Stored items
|---|

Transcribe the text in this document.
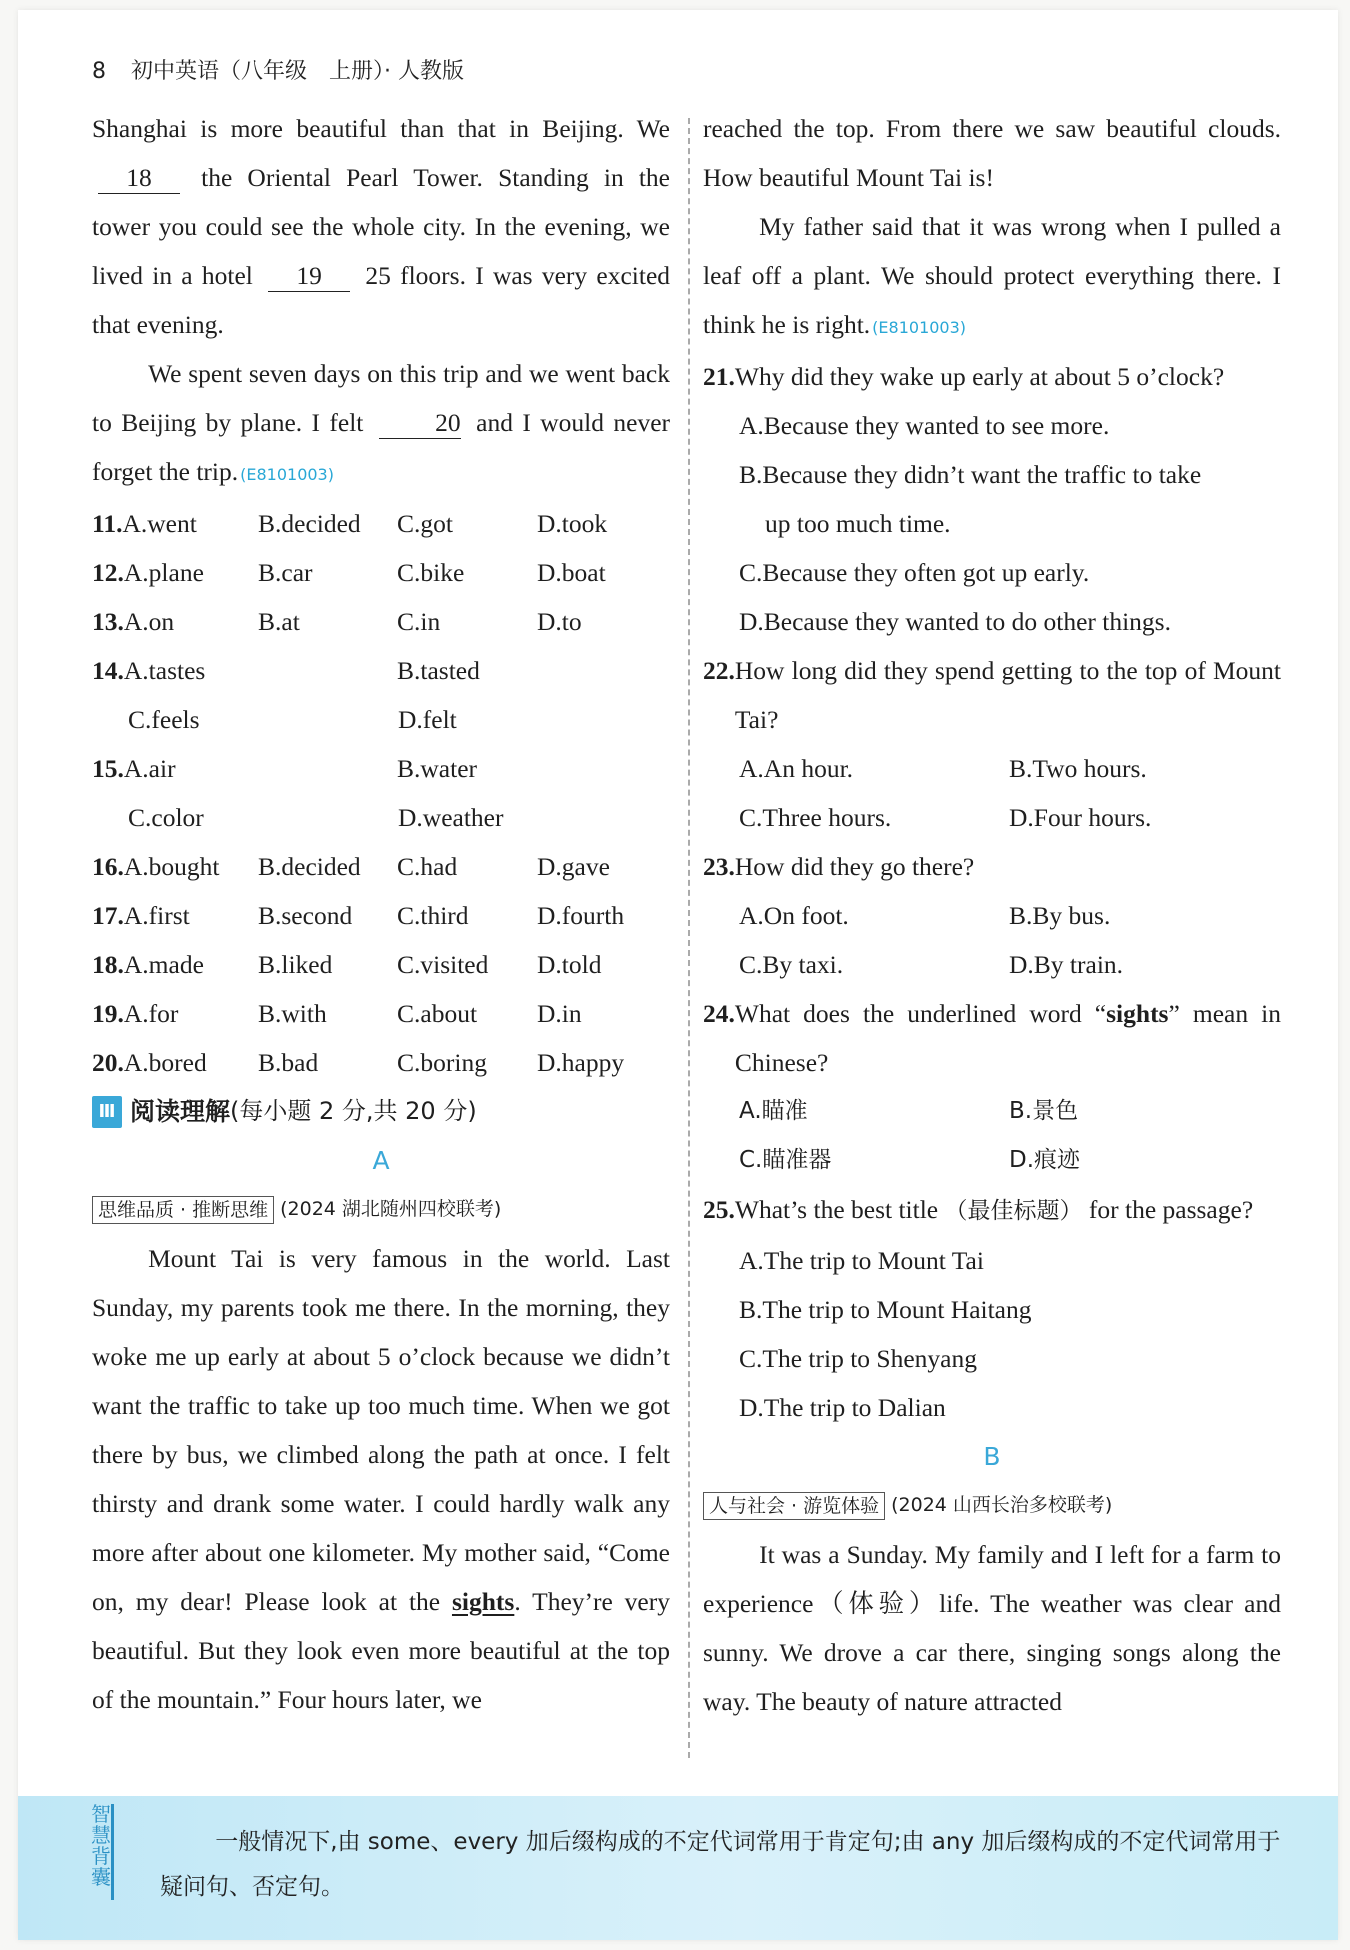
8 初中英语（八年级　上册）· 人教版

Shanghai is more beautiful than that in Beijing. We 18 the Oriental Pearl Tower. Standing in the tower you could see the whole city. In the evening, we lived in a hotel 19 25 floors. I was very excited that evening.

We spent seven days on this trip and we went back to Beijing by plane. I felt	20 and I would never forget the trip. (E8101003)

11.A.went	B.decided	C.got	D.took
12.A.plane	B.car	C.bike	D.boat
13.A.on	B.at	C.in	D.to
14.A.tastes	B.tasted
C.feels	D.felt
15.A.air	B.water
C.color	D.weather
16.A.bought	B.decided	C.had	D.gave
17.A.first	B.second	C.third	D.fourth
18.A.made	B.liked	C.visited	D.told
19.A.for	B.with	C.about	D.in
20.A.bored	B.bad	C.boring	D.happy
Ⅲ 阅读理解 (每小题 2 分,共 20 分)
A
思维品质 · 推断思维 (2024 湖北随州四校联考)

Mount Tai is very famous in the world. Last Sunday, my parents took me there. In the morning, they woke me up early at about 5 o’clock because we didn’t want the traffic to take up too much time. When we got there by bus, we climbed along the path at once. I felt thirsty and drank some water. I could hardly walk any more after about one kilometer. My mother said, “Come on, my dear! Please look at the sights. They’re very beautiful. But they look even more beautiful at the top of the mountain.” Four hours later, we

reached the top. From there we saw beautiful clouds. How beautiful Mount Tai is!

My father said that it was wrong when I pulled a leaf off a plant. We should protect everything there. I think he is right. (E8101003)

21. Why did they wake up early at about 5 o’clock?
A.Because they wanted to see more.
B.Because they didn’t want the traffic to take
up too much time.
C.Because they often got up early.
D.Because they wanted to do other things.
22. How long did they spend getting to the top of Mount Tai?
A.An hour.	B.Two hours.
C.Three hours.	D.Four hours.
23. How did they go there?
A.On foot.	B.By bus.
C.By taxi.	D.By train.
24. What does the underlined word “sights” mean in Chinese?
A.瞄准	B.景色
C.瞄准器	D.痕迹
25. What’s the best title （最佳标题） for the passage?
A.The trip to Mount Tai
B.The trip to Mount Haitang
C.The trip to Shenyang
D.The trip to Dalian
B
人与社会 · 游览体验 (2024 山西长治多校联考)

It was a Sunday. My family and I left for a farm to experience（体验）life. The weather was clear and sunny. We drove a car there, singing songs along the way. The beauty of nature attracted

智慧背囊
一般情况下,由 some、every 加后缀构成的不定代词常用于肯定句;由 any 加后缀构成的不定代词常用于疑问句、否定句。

|---|

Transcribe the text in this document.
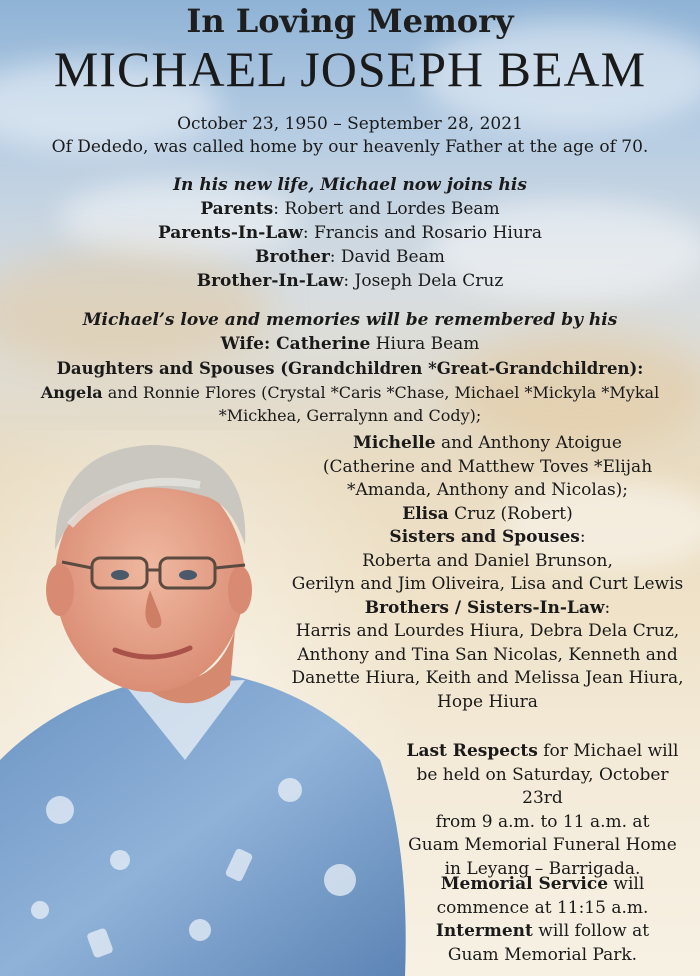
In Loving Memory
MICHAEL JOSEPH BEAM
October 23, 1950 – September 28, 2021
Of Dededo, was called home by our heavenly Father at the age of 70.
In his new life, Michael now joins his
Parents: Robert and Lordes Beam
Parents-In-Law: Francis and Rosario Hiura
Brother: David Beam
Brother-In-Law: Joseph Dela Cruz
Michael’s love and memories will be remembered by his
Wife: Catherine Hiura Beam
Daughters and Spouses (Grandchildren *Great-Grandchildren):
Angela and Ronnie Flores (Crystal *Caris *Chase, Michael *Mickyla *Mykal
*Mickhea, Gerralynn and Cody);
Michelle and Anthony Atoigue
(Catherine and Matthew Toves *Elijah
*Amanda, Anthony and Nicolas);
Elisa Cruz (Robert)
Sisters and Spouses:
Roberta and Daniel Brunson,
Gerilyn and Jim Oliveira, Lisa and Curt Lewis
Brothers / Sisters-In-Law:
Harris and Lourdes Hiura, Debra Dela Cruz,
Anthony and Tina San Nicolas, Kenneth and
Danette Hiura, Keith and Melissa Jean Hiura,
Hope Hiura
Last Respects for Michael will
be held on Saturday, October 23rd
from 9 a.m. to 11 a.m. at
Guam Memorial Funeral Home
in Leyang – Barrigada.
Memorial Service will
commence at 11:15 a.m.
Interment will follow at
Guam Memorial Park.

|---|

**Problem requirements:** Find the lines above that contain the word "hours" and collect them.

**Task result:**
Mount Tai is very famous in the world. Last Sunday, my parents took me there. In the morning, they woke me up early at about 5 o’clock because we didn’t want the traffic to take up too much time. When we got there by bus, we climbed along the path at once. I felt thirsty and drank some water. I could hardly walk any more after about one kilometer. My mother said, “Come on, my dear! Please look at the sights. They’re very beautiful. But they look even more beautiful at the top of the mountain.” Four hours later, we
A.An hour.	B.Two hours.
C.Three hours.	D.Four hours.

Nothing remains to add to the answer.